Count every line where "A₆B₂" shows up, and give that number only.

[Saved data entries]
-.-.-

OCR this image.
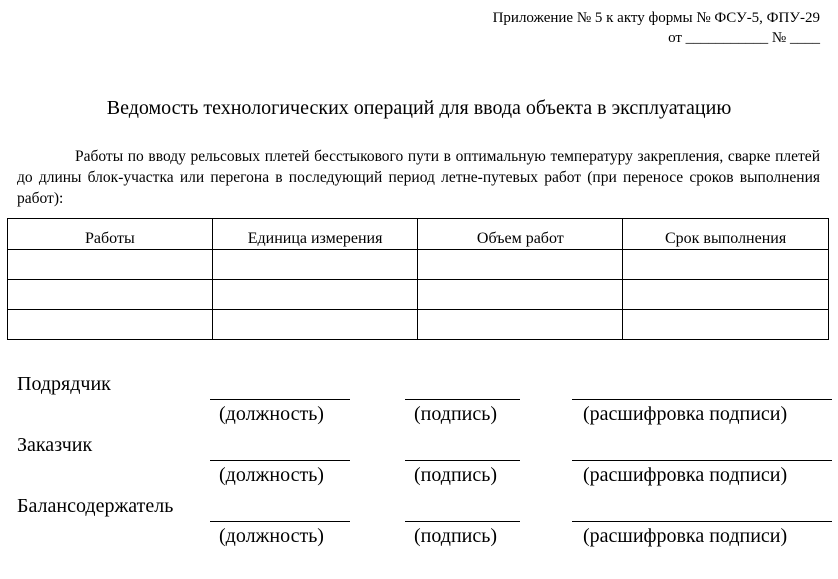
Приложение № 5 к акту формы № ФСУ-5, ФПУ-29
от ___________ № ____
Ведомость технологических операций для ввода объекта в эксплуатацию
Работы по вводу рельсовых плетей бесстыкового пути в оптимальную температуру закрепления, сварке плетей до длины блок-участка или перегона в последующий период летне-путевых работ (при переносе сроков выполнения работ):
Работы	Единица измерения	Объем работ	Срок выполнения

Подрядчик
(должность)	(подпись)	(расшифровка подписи)
Заказчик
(должность)	(подпись)	(расшифровка подписи)
Балансодержатель
(должность)	(подпись)	(расшифровка подписи)
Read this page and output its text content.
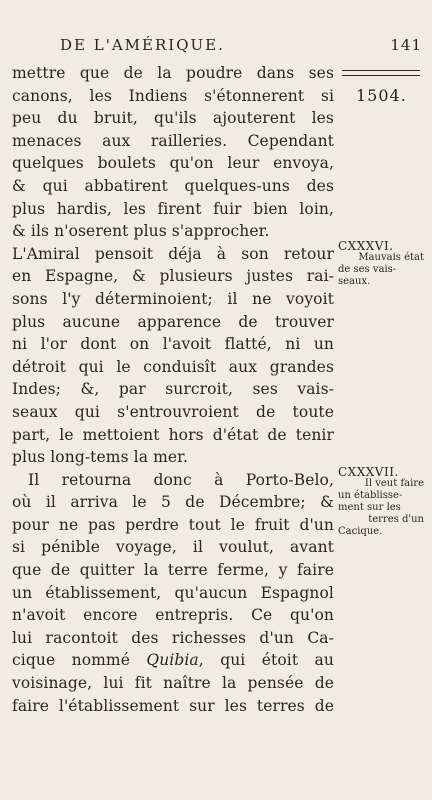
DE L'AMÉRIQUE.	141
1504.
mettre que de la poudre dans ses
canons, les Indiens s'étonnerent si
peu du bruit, qu'ils ajouterent les
menaces aux railleries. Cependant
quelques boulets qu'on leur envoya,
& qui abbatirent quelques-uns des
plus hardis, les firent fuir bien loin,
& ils n'oserent plus s'approcher.
L'Amiral pensoit déja à son retour
en Espagne, & plusieurs justes rai-
sons l'y déterminoient; il ne voyoit
plus aucune apparence de trouver
ni l'or dont on l'avoit flatté, ni un
détroit qui le conduisît aux grandes
Indes; &, par surcroit, ses vais-
seaux qui s'entrouvroient de toute
part, le mettoient hors d'état de tenir
plus long-tems la mer.
Il retourna donc à Porto-Belo,
où il arriva le 5 de Décembre; &
pour ne pas perdre tout le fruit d'un
si pénible voyage, il voulut, avant
que de quitter la terre ferme, y faire
un établissement, qu'aucun Espagnol
n'avoit encore entrepris. Ce qu'on
lui racontoit des richesses d'un Ca-
cique nommé Quibia, qui étoit au
voisinage, lui fit naître la pensée de
faire l'établissement sur les terres de
CXXXVI.
Mauvais état
de ses vais-
seaux.
CXXXVII.
Il veut faire
un établisse-
ment sur les
terres d'un
Cacique.
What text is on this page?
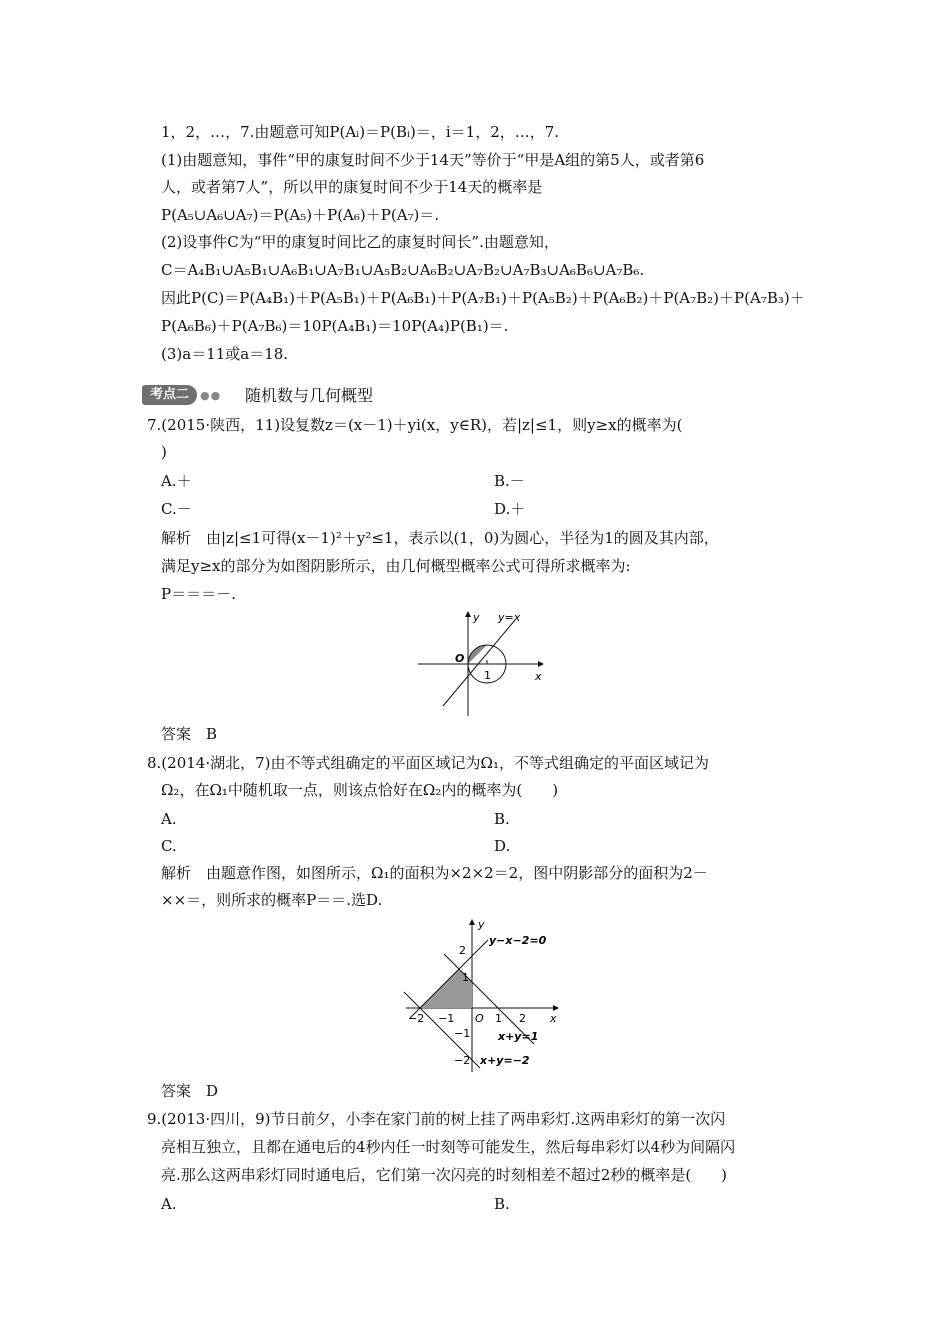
1，2，…，7.由题意可知P(Aᵢ)＝P(Bᵢ)＝，i＝1，2，…，7.
(1)由题意知，事件“甲的康复时间不少于14天”等价于“甲是A组的第5人，或者第6
人，或者第7人”，所以甲的康复时间不少于14天的概率是
P(A₅∪A₆∪A₇)＝P(A₅)＋P(A₆)＋P(A₇)＝.
(2)设事件C为“甲的康复时间比乙的康复时间长”.由题意知，
C＝A₄B₁∪A₅B₁∪A₆B₁∪A₇B₁∪A₅B₂∪A₆B₂∪A₇B₂∪A₇B₃∪A₆B₆∪A₇B₆.
因此P(C)＝P(A₄B₁)＋P(A₅B₁)＋P(A₆B₁)＋P(A₇B₁)＋P(A₅B₂)＋P(A₆B₂)＋P(A₇B₂)＋P(A₇B₃)＋
P(A₆B₆)＋P(A₇B₆)＝10P(A₄B₁)＝10P(A₄)P(B₁)＝.
(3)a＝11或a＝18.
考点二	●● 随机数与几何概型
7.(2015·陕西，11)设复数z＝(x－1)＋yi(x，y∈R)，若|z|≤1，则y≥x的概率为(
)
A.＋	B.－
C.－	D.＋
解析　由|z|≤1可得(x－1)²＋y²≤1，表示以(1，0)为圆心，半径为1的圆及其内部，
满足y≥x的部分为如图阴影所示，由几何概型概率公式可得所求概率为:
P＝＝＝－.
y y=x
O
1	x
答案　B
8.(2014·湖北，7)由不等式组确定的平面区域记为Ω₁，不等式组确定的平面区域记为
Ω₂，在Ω₁中随机取一点，则该点恰好在Ω₂内的概率为(　　)
A.	B.
C.	D.
解析　由题意作图，如图所示，Ω₁的面积为×2×2＝2，图中阴影部分的面积为2－
××＝，则所求的概率P＝＝.选D.
y
x
2
1
−1
−2
−2 −1 O 1 2
y−x−2=0
x+y=1
x+y=−2
答案　D
9.(2013·四川，9)节日前夕，小李在家门前的树上挂了两串彩灯.这两串彩灯的第一次闪
亮相互独立，且都在通电后的4秒内任一时刻等可能发生，然后每串彩灯以4秒为间隔闪
亮.那么这两串彩灯同时通电后，它们第一次闪亮的时刻相差不超过2秒的概率是(　　)
A.	B.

-.-.-

:: The output ::
2